Write down every entry below once more, exactly.

EXTRACTED MATERIAL →
>>>>>
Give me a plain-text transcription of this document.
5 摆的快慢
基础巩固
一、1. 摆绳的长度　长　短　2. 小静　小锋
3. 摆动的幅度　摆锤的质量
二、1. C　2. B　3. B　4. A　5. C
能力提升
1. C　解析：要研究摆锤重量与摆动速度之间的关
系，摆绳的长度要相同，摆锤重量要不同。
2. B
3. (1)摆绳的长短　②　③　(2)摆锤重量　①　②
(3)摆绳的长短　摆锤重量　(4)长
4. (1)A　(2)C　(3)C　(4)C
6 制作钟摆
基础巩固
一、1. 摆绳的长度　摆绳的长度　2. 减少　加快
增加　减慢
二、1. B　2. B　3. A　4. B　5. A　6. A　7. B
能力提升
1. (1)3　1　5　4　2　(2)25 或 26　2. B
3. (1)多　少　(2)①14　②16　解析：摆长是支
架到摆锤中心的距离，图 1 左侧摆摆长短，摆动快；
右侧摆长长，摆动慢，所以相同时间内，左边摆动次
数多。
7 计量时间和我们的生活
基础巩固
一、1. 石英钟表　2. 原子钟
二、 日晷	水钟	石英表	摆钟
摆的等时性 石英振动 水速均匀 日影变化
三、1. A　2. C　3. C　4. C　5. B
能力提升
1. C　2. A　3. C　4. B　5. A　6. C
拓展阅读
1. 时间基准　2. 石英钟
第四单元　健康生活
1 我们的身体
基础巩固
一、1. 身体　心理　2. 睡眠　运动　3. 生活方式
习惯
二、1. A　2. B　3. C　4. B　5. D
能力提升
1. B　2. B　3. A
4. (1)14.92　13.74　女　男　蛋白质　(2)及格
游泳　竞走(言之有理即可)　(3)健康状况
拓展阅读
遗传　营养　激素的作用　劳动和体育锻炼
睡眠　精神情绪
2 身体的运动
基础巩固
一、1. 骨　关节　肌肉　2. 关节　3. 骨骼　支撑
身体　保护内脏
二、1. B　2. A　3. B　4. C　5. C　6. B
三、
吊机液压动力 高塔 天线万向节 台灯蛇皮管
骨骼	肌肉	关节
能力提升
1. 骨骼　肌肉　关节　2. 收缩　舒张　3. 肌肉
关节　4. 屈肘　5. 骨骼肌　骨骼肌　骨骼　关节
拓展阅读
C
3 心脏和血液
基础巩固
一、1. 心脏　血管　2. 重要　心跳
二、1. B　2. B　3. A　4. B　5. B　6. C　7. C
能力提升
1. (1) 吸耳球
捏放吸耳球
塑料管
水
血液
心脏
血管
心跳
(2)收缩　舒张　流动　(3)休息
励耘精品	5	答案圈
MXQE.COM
<<<<<
FINISHED EXERCISE →
Give me a plain-text transcription of this document.
5 摆的快慢
基础巩固
一、1. 摆绳的长度　长　短　2. 小静　小锋
3. 摆动的幅度　摆锤的质量
二、1. C　2. B　3. B　4. A　5. C
能力提升
1. C　解析：要研究摆锤重量与摆动速度之间的关
系，摆绳的长度要相同，摆锤重量要不同。
2. B
3. (1)摆绳的长短　②　③　(2)摆锤重量　①　②
(3)摆绳的长短　摆锤重量　(4)长
4. (1)A　(2)C　(3)C　(4)C
6 制作钟摆
基础巩固
一、1. 摆绳的长度　摆绳的长度　2. 减少　加快
增加　减慢
二、1. B　2. B　3. A　4. B　5. A　6. A　7. B
能力提升
1. (1)3　1　5　4　2　(2)25 或 26　2. B
3. (1)多　少　(2)①14　②16　解析：摆长是支
架到摆锤中心的距离，图 1 左侧摆摆长短，摆动快；
右侧摆长长，摆动慢，所以相同时间内，左边摆动次
数多。
7 计量时间和我们的生活
基础巩固
一、1. 石英钟表　2. 原子钟
二、 日晷	水钟	石英表	摆钟
摆的等时性 石英振动 水速均匀 日影变化
三、1. A　2. C　3. C　4. C　5. B
能力提升
1. C　2. A　3. C　4. B　5. A　6. C
拓展阅读
1. 时间基准　2. 石英钟
第四单元　健康生活
1 我们的身体
基础巩固
一、1. 身体　心理　2. 睡眠　运动　3. 生活方式
习惯
二、1. A　2. B　3. C　4. B　5. D
能力提升
1. B　2. B　3. A
4. (1)14.92　13.74　女　男　蛋白质　(2)及格
游泳　竞走(言之有理即可)　(3)健康状况
拓展阅读
遗传　营养　激素的作用　劳动和体育锻炼
睡眠　精神情绪
2 身体的运动
基础巩固
一、1. 骨　关节　肌肉　2. 关节　3. 骨骼　支撑
身体　保护内脏
二、1. B　2. A　3. B　4. C　5. C　6. B
三、
吊机液压动力 高塔 天线万向节 台灯蛇皮管
骨骼	肌肉	关节
能力提升
1. 骨骼　肌肉　关节　2. 收缩　舒张　3. 肌肉
关节　4. 屈肘　5. 骨骼肌　骨骼肌　骨骼　关节
拓展阅读
C
3 心脏和血液
基础巩固
一、1. 心脏　血管　2. 重要　心跳
二、1. B　2. B　3. A　4. B　5. B　6. C　7. C
能力提升
1. (1) 吸耳球
捏放吸耳球
塑料管
水
血液
心脏
血管
心跳
(2)收缩　舒张　流动　(3)休息
励耘精品	5	答案圈
MXQE.COM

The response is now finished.